# PROBLEM TO WORK ON
Pull out every line below holding the word "Beams".

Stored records
· · ·

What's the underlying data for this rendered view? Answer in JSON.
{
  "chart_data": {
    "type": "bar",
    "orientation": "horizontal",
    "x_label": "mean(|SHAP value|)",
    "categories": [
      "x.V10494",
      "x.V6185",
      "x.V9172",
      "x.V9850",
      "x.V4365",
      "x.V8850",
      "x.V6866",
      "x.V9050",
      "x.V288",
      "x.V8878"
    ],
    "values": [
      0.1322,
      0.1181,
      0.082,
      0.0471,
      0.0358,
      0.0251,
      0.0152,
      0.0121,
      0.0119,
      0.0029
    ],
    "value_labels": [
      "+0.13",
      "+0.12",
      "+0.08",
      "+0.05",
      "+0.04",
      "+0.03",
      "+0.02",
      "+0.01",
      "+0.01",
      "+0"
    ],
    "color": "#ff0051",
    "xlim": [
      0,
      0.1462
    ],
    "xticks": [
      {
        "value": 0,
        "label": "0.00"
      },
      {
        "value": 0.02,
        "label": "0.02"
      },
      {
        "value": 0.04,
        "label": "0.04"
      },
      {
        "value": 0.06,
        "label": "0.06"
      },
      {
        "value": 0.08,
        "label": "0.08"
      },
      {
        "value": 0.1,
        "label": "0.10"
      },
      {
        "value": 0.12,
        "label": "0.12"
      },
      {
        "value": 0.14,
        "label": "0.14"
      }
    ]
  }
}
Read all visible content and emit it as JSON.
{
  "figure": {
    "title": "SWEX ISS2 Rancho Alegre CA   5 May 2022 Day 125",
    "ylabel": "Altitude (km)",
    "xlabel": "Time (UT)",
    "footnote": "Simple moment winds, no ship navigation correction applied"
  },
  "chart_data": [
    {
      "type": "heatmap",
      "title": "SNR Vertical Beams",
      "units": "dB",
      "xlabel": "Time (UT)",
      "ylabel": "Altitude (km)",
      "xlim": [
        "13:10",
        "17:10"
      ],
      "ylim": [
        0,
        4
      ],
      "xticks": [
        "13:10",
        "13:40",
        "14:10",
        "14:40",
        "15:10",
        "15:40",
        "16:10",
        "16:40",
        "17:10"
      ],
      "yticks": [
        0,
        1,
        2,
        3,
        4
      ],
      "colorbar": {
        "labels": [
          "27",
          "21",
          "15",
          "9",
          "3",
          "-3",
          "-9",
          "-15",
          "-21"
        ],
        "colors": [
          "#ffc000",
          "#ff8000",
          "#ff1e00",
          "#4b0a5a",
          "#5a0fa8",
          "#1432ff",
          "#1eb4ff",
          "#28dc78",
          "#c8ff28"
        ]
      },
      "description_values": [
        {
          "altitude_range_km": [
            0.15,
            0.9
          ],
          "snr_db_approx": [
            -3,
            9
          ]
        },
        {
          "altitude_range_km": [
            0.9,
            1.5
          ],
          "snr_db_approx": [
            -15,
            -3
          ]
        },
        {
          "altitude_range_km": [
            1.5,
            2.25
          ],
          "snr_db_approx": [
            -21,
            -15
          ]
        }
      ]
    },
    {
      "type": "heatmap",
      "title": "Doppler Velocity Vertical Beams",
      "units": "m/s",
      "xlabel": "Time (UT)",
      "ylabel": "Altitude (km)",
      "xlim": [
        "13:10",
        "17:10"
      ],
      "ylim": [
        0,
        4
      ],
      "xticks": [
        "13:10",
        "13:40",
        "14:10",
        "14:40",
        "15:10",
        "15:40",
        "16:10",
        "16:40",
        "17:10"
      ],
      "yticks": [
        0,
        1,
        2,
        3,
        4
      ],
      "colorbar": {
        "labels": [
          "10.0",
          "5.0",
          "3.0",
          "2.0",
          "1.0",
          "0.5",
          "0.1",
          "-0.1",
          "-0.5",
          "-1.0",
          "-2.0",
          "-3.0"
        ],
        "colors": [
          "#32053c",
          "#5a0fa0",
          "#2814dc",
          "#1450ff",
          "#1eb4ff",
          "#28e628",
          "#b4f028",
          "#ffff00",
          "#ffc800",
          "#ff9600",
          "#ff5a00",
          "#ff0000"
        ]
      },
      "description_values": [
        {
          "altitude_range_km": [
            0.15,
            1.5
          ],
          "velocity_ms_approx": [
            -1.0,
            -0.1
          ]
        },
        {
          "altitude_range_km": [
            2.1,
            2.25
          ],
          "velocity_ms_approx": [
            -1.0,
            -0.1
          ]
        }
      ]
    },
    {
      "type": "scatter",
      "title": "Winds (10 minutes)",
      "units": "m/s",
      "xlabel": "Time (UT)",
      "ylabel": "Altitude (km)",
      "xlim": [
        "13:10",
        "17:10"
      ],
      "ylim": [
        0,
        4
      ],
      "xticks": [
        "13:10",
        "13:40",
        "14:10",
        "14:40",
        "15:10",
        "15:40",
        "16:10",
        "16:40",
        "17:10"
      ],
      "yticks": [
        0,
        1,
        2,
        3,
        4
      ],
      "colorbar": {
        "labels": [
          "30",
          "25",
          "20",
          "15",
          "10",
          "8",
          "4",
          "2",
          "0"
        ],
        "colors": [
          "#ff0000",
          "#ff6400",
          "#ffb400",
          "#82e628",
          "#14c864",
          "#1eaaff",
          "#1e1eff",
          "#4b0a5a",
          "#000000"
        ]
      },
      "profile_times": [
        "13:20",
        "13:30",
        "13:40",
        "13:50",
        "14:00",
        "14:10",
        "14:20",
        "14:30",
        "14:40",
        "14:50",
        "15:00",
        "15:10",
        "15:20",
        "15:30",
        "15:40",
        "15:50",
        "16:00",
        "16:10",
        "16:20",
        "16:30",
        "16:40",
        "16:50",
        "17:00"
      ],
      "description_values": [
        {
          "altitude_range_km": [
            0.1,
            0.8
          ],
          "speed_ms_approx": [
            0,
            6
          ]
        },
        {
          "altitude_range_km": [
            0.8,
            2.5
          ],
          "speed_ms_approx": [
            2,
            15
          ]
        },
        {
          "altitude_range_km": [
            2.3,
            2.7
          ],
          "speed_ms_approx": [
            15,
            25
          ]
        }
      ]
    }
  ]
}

· · ·

# RESPONSE TO THIS TASK
      "title": "SNR Vertical Beams",
      "title": "Doppler Velocity Vertical Beams",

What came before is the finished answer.